** Begin **
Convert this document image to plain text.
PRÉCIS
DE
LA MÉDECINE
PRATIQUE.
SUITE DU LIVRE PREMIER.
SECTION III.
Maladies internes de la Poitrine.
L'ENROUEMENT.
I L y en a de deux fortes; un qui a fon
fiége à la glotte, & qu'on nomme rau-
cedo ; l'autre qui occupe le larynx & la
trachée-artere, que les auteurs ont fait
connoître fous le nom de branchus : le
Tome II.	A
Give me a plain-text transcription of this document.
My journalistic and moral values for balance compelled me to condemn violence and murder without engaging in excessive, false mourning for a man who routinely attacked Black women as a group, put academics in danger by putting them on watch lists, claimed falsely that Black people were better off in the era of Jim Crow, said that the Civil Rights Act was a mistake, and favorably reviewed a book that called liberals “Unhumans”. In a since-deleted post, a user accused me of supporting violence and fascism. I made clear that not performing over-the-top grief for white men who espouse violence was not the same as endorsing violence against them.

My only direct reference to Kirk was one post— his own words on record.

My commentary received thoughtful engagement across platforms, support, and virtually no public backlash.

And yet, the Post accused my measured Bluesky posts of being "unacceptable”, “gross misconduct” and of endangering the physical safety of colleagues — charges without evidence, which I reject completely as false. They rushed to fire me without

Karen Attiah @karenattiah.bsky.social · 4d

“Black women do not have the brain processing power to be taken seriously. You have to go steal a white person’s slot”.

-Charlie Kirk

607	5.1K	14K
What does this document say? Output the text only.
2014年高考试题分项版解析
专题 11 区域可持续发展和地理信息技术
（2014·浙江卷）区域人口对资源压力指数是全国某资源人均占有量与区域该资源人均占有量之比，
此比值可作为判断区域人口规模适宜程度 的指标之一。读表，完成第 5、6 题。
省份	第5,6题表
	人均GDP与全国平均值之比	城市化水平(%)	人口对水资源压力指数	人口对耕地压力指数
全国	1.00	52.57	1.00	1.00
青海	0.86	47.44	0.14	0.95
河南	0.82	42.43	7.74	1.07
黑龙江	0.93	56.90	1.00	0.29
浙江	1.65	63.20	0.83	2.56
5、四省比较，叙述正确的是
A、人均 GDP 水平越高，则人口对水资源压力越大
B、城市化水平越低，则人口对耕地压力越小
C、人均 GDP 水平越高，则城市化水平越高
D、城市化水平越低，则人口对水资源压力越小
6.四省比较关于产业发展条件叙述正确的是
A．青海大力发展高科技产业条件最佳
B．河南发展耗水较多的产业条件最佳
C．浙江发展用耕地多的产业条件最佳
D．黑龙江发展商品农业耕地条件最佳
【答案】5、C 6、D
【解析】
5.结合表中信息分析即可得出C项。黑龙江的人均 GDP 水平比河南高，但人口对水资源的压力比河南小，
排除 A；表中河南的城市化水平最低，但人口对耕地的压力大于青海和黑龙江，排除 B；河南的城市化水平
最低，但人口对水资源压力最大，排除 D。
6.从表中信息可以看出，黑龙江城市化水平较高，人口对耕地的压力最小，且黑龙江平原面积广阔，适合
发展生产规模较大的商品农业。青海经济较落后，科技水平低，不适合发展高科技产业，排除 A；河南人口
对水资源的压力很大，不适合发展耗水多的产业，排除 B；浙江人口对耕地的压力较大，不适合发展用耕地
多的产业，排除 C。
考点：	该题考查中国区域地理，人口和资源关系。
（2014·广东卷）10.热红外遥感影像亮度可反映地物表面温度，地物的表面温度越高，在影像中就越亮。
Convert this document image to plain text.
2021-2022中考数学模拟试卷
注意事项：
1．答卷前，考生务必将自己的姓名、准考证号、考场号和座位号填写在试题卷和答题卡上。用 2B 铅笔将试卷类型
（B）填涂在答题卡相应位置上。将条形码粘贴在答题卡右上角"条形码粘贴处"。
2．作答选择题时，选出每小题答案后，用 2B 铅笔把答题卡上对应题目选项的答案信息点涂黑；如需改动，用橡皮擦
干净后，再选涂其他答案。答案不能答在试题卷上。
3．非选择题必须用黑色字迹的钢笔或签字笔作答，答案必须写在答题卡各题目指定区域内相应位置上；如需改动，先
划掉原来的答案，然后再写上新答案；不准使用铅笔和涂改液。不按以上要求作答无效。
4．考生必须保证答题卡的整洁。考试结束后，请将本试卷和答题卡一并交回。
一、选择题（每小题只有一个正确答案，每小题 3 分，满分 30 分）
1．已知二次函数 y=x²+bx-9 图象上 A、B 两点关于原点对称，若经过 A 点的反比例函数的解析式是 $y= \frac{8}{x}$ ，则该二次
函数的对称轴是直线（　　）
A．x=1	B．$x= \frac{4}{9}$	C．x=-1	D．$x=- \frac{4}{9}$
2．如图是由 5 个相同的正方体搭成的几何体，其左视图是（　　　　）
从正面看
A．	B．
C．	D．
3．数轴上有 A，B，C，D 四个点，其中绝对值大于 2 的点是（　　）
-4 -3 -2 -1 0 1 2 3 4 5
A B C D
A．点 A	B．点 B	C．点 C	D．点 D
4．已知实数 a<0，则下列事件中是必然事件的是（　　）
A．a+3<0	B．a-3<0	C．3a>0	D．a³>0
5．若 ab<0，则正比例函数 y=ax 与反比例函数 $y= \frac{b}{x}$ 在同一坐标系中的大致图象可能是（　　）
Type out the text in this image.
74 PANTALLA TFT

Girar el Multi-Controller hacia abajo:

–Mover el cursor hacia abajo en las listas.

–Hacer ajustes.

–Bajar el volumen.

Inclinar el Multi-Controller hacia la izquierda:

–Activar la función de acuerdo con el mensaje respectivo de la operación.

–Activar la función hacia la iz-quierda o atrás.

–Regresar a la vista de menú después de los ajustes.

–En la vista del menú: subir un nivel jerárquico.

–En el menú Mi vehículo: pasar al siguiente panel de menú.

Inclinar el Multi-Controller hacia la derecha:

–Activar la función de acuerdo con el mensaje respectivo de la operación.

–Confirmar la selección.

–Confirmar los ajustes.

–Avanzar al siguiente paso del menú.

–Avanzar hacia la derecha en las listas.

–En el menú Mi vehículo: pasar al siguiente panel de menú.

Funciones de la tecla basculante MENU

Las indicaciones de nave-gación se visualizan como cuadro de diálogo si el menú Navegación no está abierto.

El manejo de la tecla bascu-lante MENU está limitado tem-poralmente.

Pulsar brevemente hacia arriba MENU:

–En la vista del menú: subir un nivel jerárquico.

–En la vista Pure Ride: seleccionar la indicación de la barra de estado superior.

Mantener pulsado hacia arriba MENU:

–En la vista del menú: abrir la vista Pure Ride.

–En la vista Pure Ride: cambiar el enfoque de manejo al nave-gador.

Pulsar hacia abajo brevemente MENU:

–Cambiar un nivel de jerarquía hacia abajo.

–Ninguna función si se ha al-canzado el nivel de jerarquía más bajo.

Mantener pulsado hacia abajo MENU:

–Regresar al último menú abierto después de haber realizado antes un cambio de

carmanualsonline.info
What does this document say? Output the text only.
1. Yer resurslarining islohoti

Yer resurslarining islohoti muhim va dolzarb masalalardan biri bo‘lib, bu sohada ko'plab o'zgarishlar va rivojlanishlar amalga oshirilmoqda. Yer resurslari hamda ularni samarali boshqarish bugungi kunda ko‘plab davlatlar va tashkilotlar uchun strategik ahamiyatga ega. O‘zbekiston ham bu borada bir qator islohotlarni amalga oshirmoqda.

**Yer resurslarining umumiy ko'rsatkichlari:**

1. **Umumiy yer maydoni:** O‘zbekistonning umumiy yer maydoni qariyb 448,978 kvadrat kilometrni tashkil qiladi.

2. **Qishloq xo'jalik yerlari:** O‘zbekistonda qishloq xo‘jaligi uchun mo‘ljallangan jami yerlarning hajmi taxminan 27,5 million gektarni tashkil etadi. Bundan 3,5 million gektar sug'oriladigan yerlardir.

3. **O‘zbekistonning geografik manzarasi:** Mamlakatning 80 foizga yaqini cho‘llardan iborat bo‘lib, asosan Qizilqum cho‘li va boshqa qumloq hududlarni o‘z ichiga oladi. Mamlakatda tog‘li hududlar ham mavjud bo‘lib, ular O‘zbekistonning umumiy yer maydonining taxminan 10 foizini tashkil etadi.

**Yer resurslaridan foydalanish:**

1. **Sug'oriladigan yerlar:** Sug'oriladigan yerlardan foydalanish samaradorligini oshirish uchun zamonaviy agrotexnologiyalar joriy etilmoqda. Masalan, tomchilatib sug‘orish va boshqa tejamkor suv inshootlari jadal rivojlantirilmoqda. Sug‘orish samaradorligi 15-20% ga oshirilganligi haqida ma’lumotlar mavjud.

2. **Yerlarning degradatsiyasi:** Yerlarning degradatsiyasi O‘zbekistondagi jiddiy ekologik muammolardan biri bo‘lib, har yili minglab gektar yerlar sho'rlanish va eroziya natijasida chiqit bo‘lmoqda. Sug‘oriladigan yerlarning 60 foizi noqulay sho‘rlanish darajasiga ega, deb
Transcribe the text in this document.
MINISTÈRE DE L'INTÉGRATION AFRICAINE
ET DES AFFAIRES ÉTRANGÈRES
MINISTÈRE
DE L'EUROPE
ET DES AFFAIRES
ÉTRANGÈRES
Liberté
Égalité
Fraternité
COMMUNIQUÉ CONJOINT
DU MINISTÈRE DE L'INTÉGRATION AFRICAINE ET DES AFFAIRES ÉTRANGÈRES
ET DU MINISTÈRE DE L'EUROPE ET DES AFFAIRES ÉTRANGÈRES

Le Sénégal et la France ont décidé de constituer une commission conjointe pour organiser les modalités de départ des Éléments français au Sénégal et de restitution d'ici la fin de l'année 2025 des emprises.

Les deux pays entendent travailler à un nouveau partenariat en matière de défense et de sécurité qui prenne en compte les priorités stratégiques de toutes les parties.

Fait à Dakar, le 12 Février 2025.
** End **
* **Instructions for the task**: Gather all the lines that include the word "brevemente" and copy them out.

* **The response**:
Pulsar brevemente hacia arriba MENU:
Pulsar hacia abajo brevemente MENU:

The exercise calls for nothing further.